YOUR INSTRUCTIONS. Copy each line that contains the string "Quantity".
+++ INPUT ROWS +++
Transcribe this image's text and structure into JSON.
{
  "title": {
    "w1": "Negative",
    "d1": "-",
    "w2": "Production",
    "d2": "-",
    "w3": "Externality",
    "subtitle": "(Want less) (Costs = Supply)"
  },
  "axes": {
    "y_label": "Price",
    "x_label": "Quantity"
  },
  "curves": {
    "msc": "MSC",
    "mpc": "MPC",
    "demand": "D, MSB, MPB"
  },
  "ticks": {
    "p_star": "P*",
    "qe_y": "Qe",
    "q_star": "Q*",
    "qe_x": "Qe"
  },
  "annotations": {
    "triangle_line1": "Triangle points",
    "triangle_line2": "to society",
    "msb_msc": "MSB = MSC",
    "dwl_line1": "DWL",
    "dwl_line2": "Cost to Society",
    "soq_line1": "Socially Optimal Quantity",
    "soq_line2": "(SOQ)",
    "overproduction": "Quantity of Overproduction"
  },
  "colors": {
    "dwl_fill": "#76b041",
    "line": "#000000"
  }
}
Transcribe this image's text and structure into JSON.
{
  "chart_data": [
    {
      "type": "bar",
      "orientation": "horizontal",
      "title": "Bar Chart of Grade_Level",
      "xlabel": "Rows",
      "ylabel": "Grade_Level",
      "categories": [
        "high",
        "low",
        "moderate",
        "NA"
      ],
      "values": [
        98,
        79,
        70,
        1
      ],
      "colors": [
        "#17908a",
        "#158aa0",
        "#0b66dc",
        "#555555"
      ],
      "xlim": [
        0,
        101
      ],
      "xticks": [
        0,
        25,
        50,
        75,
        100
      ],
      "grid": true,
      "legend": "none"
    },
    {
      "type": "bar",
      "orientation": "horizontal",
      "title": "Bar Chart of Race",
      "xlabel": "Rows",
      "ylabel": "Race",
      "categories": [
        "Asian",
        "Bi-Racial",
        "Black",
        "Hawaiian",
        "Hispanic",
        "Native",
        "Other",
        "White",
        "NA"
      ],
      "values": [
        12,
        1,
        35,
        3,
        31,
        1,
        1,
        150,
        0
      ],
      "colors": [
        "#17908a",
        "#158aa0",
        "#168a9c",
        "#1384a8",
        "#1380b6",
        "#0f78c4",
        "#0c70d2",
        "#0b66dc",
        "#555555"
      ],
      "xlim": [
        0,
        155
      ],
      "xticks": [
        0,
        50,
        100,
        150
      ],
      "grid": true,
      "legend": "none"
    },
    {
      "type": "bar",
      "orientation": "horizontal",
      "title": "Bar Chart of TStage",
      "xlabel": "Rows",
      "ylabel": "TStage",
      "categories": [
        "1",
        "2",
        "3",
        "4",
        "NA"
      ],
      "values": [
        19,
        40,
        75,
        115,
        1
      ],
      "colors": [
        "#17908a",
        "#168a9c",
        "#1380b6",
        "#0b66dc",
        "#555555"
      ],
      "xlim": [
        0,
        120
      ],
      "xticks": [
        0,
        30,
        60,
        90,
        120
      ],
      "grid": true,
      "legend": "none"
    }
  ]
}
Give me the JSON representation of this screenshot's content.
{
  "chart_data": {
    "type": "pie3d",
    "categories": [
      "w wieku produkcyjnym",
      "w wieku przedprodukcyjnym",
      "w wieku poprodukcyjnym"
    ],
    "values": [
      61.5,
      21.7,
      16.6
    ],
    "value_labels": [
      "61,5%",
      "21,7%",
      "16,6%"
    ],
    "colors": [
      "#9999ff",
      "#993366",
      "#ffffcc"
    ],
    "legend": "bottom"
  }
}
+++
EXERCISE ANSWER.
    "x_label": "Quantity"
    "soq_line1": "Socially Optimal Quantity",
    "overproduction": "Quantity of Overproduction"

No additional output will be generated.